TASK BRIEF. Each record is to be transcribed exactly.
= = = =
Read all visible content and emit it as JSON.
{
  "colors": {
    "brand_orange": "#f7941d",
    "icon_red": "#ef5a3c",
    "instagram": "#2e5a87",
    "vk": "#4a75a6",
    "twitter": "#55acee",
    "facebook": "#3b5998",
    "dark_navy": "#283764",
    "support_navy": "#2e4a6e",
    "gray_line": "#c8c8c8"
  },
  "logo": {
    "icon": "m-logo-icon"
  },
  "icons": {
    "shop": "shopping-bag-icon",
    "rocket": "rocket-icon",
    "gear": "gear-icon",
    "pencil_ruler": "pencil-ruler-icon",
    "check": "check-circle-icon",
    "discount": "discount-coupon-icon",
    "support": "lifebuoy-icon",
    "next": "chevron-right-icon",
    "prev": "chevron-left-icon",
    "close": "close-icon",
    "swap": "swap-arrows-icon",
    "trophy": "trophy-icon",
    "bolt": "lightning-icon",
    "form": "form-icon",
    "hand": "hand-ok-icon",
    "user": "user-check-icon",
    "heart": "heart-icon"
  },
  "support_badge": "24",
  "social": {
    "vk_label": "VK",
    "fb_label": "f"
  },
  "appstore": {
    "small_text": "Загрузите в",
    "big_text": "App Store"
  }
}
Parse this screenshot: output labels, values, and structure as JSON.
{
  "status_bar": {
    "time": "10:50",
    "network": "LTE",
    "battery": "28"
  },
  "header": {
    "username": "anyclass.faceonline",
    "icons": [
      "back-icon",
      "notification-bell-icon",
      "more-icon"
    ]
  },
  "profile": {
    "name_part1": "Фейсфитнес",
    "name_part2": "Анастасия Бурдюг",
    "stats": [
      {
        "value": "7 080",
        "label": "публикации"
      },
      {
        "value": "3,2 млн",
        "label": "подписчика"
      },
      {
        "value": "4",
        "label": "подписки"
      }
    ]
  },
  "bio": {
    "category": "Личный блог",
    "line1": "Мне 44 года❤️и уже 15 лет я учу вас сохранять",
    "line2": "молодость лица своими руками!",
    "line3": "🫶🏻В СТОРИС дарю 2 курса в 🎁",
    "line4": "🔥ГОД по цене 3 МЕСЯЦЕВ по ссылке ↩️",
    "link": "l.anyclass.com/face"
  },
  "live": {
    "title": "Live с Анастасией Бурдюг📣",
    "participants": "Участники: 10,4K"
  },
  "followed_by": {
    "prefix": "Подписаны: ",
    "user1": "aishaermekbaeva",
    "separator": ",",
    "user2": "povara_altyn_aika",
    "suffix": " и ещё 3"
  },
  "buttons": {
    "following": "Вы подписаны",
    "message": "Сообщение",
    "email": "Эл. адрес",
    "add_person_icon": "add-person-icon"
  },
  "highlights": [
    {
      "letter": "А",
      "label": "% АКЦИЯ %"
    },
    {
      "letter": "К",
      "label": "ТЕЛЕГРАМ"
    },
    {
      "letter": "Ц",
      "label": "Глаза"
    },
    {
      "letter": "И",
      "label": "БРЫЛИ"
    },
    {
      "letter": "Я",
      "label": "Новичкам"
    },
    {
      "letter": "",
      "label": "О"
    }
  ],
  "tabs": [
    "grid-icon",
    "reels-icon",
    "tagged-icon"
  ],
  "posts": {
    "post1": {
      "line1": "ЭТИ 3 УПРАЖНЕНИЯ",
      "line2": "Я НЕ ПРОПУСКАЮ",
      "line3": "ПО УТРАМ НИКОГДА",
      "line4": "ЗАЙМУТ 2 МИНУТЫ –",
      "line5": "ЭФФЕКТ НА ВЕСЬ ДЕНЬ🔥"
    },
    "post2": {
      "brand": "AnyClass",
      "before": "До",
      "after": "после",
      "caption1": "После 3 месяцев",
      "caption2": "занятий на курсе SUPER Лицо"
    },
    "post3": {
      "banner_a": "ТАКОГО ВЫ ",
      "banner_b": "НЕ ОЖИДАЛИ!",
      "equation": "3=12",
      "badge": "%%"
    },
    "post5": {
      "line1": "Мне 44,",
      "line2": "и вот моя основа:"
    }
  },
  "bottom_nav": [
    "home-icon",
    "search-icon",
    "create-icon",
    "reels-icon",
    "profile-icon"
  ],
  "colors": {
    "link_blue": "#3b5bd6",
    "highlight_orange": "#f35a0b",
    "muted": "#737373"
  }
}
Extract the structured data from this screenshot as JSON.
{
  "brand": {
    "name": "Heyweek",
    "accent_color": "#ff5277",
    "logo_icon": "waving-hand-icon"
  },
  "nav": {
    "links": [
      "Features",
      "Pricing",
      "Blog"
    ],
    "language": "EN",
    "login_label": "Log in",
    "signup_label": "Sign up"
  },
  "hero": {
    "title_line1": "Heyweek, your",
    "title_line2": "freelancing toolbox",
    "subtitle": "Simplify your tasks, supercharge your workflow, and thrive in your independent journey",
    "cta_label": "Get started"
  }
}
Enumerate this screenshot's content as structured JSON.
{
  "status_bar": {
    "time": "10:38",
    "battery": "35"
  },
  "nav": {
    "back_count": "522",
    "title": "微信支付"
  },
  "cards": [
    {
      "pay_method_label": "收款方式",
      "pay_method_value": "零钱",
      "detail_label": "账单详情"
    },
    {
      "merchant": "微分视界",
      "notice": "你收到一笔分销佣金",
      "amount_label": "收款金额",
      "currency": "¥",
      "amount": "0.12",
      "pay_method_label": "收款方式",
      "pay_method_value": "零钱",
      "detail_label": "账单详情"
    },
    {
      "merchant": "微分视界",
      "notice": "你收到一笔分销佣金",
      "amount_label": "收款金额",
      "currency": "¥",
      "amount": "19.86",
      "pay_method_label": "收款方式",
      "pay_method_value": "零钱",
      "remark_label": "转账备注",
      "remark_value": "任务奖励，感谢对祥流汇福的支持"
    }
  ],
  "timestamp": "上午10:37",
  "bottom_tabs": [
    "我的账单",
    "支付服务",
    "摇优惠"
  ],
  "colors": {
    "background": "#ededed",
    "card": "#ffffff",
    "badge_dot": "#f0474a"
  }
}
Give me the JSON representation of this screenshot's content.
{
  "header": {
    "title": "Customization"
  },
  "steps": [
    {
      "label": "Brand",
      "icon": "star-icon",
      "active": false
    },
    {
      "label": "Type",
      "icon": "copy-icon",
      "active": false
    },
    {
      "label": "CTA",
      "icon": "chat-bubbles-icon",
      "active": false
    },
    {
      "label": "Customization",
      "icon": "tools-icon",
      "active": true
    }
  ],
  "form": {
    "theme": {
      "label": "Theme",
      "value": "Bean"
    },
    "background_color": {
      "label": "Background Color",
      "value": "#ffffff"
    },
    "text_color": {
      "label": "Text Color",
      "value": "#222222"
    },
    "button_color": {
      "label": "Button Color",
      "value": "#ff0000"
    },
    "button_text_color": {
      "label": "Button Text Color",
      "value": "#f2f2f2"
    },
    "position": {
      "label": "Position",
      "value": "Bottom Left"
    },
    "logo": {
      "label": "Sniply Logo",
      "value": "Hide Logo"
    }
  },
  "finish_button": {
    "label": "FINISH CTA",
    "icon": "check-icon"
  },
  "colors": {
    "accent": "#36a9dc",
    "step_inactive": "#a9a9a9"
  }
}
= = = =
RESPONSE TO THE EXERCISE.
Read all visible content and emit it as JSON.
{
  "colors": {
    "brand_orange": "#f7941d",
    "icon_red": "#ef5a3c",
    "instagram": "#2e5a87",
    "vk": "#4a75a6",
    "twitter": "#55acee",
    "facebook": "#3b5998",
    "dark_navy": "#283764",
    "support_navy": "#2e4a6e",
    "gray_line": "#c8c8c8"
  },
  "logo": {
    "icon": "m-logo-icon"
  },
  "icons": {
    "shop": "shopping-bag-icon",
    "rocket": "rocket-icon",
    "gear": "gear-icon",
    "pencil_ruler": "pencil-ruler-icon",
    "check": "check-circle-icon",
    "discount": "discount-coupon-icon",
    "support": "lifebuoy-icon",
    "next": "chevron-right-icon",
    "prev": "chevron-left-icon",
    "close": "close-icon",
    "swap": "swap-arrows-icon",
    "trophy": "trophy-icon",
    "bolt": "lightning-icon",
    "form": "form-icon",
    "hand": "hand-ok-icon",
    "user": "user-check-icon",
    "heart": "heart-icon"
  },
  "support_badge": "24",
  "social": {
    "vk_label": "VK",
    "fb_label": "f"
  },
  "appstore": {
    "small_text": "Загрузите в",
    "big_text": "App Store"
  }
}
Parse this screenshot: output labels, values, and structure as JSON.
{
  "status_bar": {
    "time": "10:50",
    "network": "LTE",
    "battery": "28"
  },
  "header": {
    "username": "anyclass.faceonline",
    "icons": [
      "back-icon",
      "notification-bell-icon",
      "more-icon"
    ]
  },
  "profile": {
    "name_part1": "Фейсфитнес",
    "name_part2": "Анастасия Бурдюг",
    "stats": [
      {
        "value": "7 080",
        "label": "публикации"
      },
      {
        "value": "3,2 млн",
        "label": "подписчика"
      },
      {
        "value": "4",
        "label": "подписки"
      }
    ]
  },
  "bio": {
    "category": "Личный блог",
    "line1": "Мне 44 года❤️и уже 15 лет я учу вас сохранять",
    "line2": "молодость лица своими руками!",
    "line3": "🫶🏻В СТОРИС дарю 2 курса в 🎁",
    "line4": "🔥ГОД по цене 3 МЕСЯЦЕВ по ссылке ↩️",
    "link": "l.anyclass.com/face"
  },
  "live": {
    "title": "Live с Анастасией Бурдюг📣",
    "participants": "Участники: 10,4K"
  },
  "followed_by": {
    "prefix": "Подписаны: ",
    "user1": "aishaermekbaeva",
    "separator": ",",
    "user2": "povara_altyn_aika",
    "suffix": " и ещё 3"
  },
  "buttons": {
    "following": "Вы подписаны",
    "message": "Сообщение",
    "email": "Эл. адрес",
    "add_person_icon": "add-person-icon"
  },
  "highlights": [
    {
      "letter": "А",
      "label": "% АКЦИЯ %"
    },
    {
      "letter": "К",
      "label": "ТЕЛЕГРАМ"
    },
    {
      "letter": "Ц",
      "label": "Глаза"
    },
    {
      "letter": "И",
      "label": "БРЫЛИ"
    },
    {
      "letter": "Я",
      "label": "Новичкам"
    },
    {
      "letter": "",
      "label": "О"
    }
  ],
  "tabs": [
    "grid-icon",
    "reels-icon",
    "tagged-icon"
  ],
  "posts": {
    "post1": {
      "line1": "ЭТИ 3 УПРАЖНЕНИЯ",
      "line2": "Я НЕ ПРОПУСКАЮ",
      "line3": "ПО УТРАМ НИКОГДА",
      "line4": "ЗАЙМУТ 2 МИНУТЫ –",
      "line5": "ЭФФЕКТ НА ВЕСЬ ДЕНЬ🔥"
    },
    "post2": {
      "brand": "AnyClass",
      "before": "До",
      "after": "после",
      "caption1": "После 3 месяцев",
      "caption2": "занятий на курсе SUPER Лицо"
    },
    "post3": {
      "banner_a": "ТАКОГО ВЫ ",
      "banner_b": "НЕ ОЖИДАЛИ!",
      "equation": "3=12",
      "badge": "%%"
    },
    "post5": {
      "line1": "Мне 44,",
      "line2": "и вот моя основа:"
    }
  },
  "bottom_nav": [
    "home-icon",
    "search-icon",
    "create-icon",
    "reels-icon",
    "profile-icon"
  ],
  "colors": {
    "link_blue": "#3b5bd6",
    "highlight_orange": "#f35a0b",
    "muted": "#737373"
  }
}
Extract the structured data from this screenshot as JSON.
{
  "brand": {
    "name": "Heyweek",
    "accent_color": "#ff5277",
    "logo_icon": "waving-hand-icon"
  },
  "nav": {
    "links": [
      "Features",
      "Pricing",
      "Blog"
    ],
    "language": "EN",
    "login_label": "Log in",
    "signup_label": "Sign up"
  },
  "hero": {
    "title_line1": "Heyweek, your",
    "title_line2": "freelancing toolbox",
    "subtitle": "Simplify your tasks, supercharge your workflow, and thrive in your independent journey",
    "cta_label": "Get started"
  }
}
Enumerate this screenshot's content as structured JSON.
{
  "status_bar": {
    "time": "10:38",
    "battery": "35"
  },
  "nav": {
    "back_count": "522",
    "title": "微信支付"
  },
  "cards": [
    {
      "pay_method_label": "收款方式",
      "pay_method_value": "零钱",
      "detail_label": "账单详情"
    },
    {
      "merchant": "微分视界",
      "notice": "你收到一笔分销佣金",
      "amount_label": "收款金额",
      "currency": "¥",
      "amount": "0.12",
      "pay_method_label": "收款方式",
      "pay_method_value": "零钱",
      "detail_label": "账单详情"
    },
    {
      "merchant": "微分视界",
      "notice": "你收到一笔分销佣金",
      "amount_label": "收款金额",
      "currency": "¥",
      "amount": "19.86",
      "pay_method_label": "收款方式",
      "pay_method_value": "零钱",
      "remark_label": "转账备注",
      "remark_value": "任务奖励，感谢对祥流汇福的支持"
    }
  ],
  "timestamp": "上午10:37",
  "bottom_tabs": [
    "我的账单",
    "支付服务",
    "摇优惠"
  ],
  "colors": {
    "background": "#ededed",
    "card": "#ffffff",
    "badge_dot": "#f0474a"
  }
}
Give me the JSON representation of this screenshot's content.
{
  "header": {
    "title": "Customization"
  },
  "steps": [
    {
      "label": "Brand",
      "icon": "star-icon",
      "active": false
    },
    {
      "label": "Type",
      "icon": "copy-icon",
      "active": false
    },
    {
      "label": "CTA",
      "icon": "chat-bubbles-icon",
      "active": false
    },
    {
      "label": "Customization",
      "icon": "tools-icon",
      "active": true
    }
  ],
  "form": {
    "theme": {
      "label": "Theme",
      "value": "Bean"
    },
    "background_color": {
      "label": "Background Color",
      "value": "#ffffff"
    },
    "text_color": {
      "label": "Text Color",
      "value": "#222222"
    },
    "button_color": {
      "label": "Button Color",
      "value": "#ff0000"
    },
    "button_text_color": {
      "label": "Button Text Color",
      "value": "#f2f2f2"
    },
    "position": {
      "label": "Position",
      "value": "Bottom Left"
    },
    "logo": {
      "label": "Sniply Logo",
      "value": "Hide Logo"
    }
  },
  "finish_button": {
    "label": "FINISH CTA",
    "icon": "check-icon"
  },
  "colors": {
    "accent": "#36a9dc",
    "step_inactive": "#a9a9a9"
  }
}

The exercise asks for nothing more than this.